WHAT THIS TASK INVOLVES:
Locate every line in the records below that holds the word "老师支持你" and return each one.

═══ GIVEN DATA

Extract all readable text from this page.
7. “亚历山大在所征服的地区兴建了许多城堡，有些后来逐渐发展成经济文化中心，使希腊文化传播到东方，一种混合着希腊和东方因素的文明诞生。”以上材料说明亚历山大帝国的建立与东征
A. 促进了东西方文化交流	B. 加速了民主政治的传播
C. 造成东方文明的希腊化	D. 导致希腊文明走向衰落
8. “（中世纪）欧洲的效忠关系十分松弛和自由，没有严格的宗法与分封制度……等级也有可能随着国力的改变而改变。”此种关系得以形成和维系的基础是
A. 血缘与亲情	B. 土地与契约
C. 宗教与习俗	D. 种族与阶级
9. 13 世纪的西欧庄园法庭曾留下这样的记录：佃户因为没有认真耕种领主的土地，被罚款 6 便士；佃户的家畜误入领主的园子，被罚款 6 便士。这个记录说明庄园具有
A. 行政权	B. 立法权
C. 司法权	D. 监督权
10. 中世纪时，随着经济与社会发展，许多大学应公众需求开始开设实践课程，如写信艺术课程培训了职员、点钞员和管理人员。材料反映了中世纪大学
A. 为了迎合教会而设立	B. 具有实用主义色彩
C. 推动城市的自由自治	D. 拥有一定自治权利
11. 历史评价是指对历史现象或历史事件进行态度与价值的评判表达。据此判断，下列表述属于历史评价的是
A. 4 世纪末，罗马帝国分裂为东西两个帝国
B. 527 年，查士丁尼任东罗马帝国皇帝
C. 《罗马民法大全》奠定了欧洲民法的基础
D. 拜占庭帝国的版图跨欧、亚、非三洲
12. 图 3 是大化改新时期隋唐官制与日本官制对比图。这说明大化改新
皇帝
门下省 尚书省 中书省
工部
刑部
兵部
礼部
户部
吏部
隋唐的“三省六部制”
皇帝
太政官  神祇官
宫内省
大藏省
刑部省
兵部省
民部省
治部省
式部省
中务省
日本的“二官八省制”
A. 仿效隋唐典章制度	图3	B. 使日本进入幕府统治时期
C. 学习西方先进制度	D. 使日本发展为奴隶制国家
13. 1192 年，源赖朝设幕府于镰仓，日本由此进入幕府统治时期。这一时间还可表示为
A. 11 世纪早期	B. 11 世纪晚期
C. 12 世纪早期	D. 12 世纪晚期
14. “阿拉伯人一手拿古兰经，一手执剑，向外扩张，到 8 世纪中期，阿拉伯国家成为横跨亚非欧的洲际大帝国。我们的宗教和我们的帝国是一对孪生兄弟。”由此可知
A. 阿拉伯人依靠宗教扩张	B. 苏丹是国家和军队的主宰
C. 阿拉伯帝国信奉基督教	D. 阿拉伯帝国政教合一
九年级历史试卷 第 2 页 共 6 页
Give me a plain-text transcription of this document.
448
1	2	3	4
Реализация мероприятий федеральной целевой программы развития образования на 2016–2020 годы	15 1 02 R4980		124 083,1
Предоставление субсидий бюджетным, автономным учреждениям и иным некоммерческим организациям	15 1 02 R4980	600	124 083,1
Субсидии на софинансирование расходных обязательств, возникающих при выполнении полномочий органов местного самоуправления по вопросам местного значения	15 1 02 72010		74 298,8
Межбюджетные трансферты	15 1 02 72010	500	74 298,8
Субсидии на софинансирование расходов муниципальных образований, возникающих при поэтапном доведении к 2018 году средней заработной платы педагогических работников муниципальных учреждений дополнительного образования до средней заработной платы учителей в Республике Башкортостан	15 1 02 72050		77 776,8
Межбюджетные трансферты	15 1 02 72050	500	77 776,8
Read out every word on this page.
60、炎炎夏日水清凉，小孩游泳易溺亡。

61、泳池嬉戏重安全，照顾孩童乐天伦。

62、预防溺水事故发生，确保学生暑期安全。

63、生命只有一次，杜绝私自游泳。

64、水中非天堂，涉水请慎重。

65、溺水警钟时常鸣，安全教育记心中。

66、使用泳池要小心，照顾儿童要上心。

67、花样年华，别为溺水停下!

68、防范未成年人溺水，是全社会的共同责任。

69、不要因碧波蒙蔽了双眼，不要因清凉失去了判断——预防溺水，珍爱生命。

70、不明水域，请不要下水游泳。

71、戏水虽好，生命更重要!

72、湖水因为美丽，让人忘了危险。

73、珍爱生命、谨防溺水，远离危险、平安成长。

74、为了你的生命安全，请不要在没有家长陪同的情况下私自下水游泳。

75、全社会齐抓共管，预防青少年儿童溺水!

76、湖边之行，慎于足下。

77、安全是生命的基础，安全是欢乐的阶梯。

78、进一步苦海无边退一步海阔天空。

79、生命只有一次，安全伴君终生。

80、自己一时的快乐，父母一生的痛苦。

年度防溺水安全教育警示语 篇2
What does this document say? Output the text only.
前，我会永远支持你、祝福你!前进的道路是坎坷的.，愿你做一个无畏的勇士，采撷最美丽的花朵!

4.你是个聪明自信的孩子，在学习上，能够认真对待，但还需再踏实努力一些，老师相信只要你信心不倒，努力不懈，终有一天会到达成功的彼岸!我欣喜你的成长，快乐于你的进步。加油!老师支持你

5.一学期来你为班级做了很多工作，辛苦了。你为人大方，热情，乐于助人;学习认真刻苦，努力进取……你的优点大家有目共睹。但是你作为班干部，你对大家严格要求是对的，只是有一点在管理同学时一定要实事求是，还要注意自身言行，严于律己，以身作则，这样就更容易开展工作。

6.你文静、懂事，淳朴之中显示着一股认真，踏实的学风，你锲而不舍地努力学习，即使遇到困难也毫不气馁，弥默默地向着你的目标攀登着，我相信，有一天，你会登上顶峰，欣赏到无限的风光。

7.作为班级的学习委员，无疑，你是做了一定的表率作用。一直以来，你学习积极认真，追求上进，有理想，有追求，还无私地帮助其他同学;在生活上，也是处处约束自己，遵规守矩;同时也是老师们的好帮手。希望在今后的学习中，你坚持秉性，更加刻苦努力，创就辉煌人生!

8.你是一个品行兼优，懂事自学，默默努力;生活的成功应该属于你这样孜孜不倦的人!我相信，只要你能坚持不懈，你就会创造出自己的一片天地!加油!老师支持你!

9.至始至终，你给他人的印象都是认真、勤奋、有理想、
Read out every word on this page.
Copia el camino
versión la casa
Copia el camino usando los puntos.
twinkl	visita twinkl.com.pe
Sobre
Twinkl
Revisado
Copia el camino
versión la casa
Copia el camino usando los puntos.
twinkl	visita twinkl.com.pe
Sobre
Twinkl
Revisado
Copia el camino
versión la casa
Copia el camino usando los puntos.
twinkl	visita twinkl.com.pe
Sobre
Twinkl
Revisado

══════

COMPLETE ANSWER:
4.你是个聪明自信的孩子，在学习上，能够认真对待，但还需再踏实努力一些，老师相信只要你信心不倒，努力不懈，终有一天会到达成功的彼岸!我欣喜你的成长，快乐于你的进步。加油!老师支持你
8.你是一个品行兼优，懂事自学，默默努力;生活的成功应该属于你这样孜孜不倦的人!我相信，只要你能坚持不懈，你就会创造出自己的一片天地!加油!老师支持你!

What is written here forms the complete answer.